Treść zadania> Zamień we wszystkich poniższych rekordach „bbox” na „bounding box”, a resztę przepisz bez zmian. Obrazy pomiń w odpowiedzi.

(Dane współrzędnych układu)

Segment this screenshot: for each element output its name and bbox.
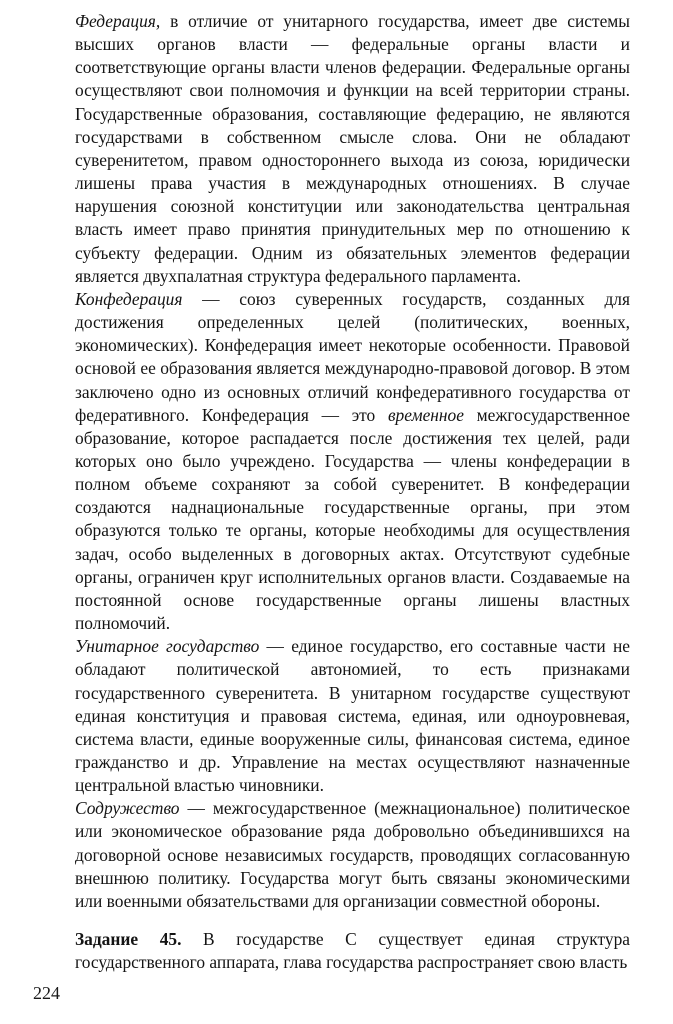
paragraph-unitary-state-text: — единое государство, его составные части не обладают политической автономией, то есть признаками государственного суверенитета. В унитарном государстве существуют единая конституция и правовая система, единая, или одноуровневая, система власти, единые вооруженные силы, финансовая система, единое гражданство и др. Управление на местах осуществляют назначенные центральной властью чиновники. (75, 636, 630, 796)
task-45 (75, 928, 630, 974)
term-federation: Федерация, (75, 11, 161, 31)
task-label: Задание 45. (75, 929, 182, 950)
paragraph-confederation (75, 288, 630, 635)
paragraph-commonwealth-text: — межгосударственное (межнациональное) политическое или экономическое образование ряда добровольно объединившихся на договорной основе независимых государств, проводящих согласованную внешнюю политику. Государства могут быть связаны экономическими или военными обязательствами для организации совместной обороны. (75, 798, 630, 911)
emphasis-temporary: временное (387, 404, 464, 425)
paragraph-confederation-text-after: межгосударственное образование, которое распадается после достижения тех целей, ради которых оно было учреждено. Государства — члены конфедерации в полном объеме сохраняют за собой суверенитет. В конфедерации создаются наднациональные государственные органы, при этом образуются только те органы, которые необходимы для осуществления задач, особо выделенных в договорных актах. Отсутствуют судебные органы, ограничен круг исполнительных органов власти. Создаваемые на постоянной основе государственные органы лишены властных полномочий. (75, 404, 630, 634)
page-number: 224 (33, 983, 60, 1003)
term-confederation: Конфедерация (75, 288, 183, 309)
paragraph-unitary-state (75, 635, 630, 797)
term-unitary-state: Унитарное государство (75, 636, 260, 657)
paragraph-federation-text: в отличие от унитарного государства, имеет две системы высших органов власти — федеральные органы власти и соответствующие органы власти членов федерации. Федеральные органы осуществляют свои полномочия и функции на всей территории страны. Государственные образования, составляющие федерацию, не являются государствами в собственном смысле слова. Они не обладают суверенитетом, правом одностороннего выхода из союза, юридически лишены права участия в международных отношениях. В случае нарушения союзной конституции или законодательства центральная власть имеет право принятия принудительных мер по отношению к субъекту федерации. Одним из обязательных элементов федерации является двухпалатная структура федерального парламента. (75, 11, 630, 286)
task-text: В государстве С существует единая структура государственного аппарата, глава государства распространяет свою власть (75, 929, 630, 973)
paragraph-confederation-text-before: — союз суверенных государств, созданных для достижения определенных целей (политических, военных, экономических). Конфедерация имеет некоторые особенности. Правовой основой ее образования является международно-правовой договор. В этом заключено одно из основных отличий конфедеративного государства от федеративного. Конфедерация — это (75, 288, 630, 425)
term-commonwealth: Содружество (75, 798, 180, 819)
paragraph-commonwealth (75, 797, 630, 913)
page-body (75, 10, 630, 974)
paragraph-federation (75, 10, 630, 288)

Rozwiązanie zadania>
Segment this screenshot: for each element output its name and bounding box.
paragraph-unitary-state-text: — единое государство, его составные части не обладают политической автономией, то есть признаками государственного суверенитета. В унитарном государстве существуют единая конституция и правовая система, единая, или одноуровневая, система власти, единые вооруженные силы, финансовая система, единое гражданство и др. Управление на местах осуществляют назначенные центральной властью чиновники. (75, 636, 630, 796)
task-45 (75, 928, 630, 974)
term-federation: Федерация, (75, 11, 161, 31)
task-label: Задание 45. (75, 929, 182, 950)
paragraph-confederation (75, 288, 630, 635)
paragraph-commonwealth-text: — межгосударственное (межнациональное) политическое или экономическое образование ряда добровольно объединившихся на договорной основе независимых государств, проводящих согласованную внешнюю политику. Государства могут быть связаны экономическими или военными обязательствами для организации совместной обороны. (75, 798, 630, 911)
emphasis-temporary: временное (387, 404, 464, 425)
paragraph-confederation-text-after: межгосударственное образование, которое распадается после достижения тех целей, ради которых оно было учреждено. Государства — члены конфедерации в полном объеме сохраняют за собой суверенитет. В конфедерации создаются наднациональные государственные органы, при этом образуются только те органы, которые необходимы для осуществления задач, особо выделенных в договорных актах. Отсутствуют судебные органы, ограничен круг исполнительных органов власти. Создаваемые на постоянной основе государственные органы лишены властных полномочий. (75, 404, 630, 634)
page-number: 224 (33, 983, 60, 1003)
term-confederation: Конфедерация (75, 288, 183, 309)
paragraph-unitary-state (75, 635, 630, 797)
term-unitary-state: Унитарное государство (75, 636, 260, 657)
paragraph-federation-text: в отличие от унитарного государства, имеет две системы высших органов власти — федеральные органы власти и соответствующие органы власти членов федерации. Федеральные органы осуществляют свои полномочия и функции на всей территории страны. Государственные образования, составляющие федерацию, не являются государствами в собственном смысле слова. Они не обладают суверенитетом, правом одностороннего выхода из союза, юридически лишены права участия в международных отношениях. В случае нарушения союзной конституции или законодательства центральная власть имеет право принятия принудительных мер по отношению к субъекту федерации. Одним из обязательных элементов федерации является двухпалатная структура федерального парламента. (75, 11, 630, 286)
task-text: В государстве С существует единая структура государственного аппарата, глава государства распространяет свою власть (75, 929, 630, 973)
paragraph-confederation-text-before: — союз суверенных государств, созданных для достижения определенных целей (политических, военных, экономических). Конфедерация имеет некоторые особенности. Правовой основой ее образования является международно-правовой договор. В этом заключено одно из основных отличий конфедеративного государства от федеративного. Конфедерация — это (75, 288, 630, 425)
term-commonwealth: Содружество (75, 798, 180, 819)
paragraph-commonwealth (75, 797, 630, 913)
page-body (75, 10, 630, 974)
paragraph-federation (75, 10, 630, 288)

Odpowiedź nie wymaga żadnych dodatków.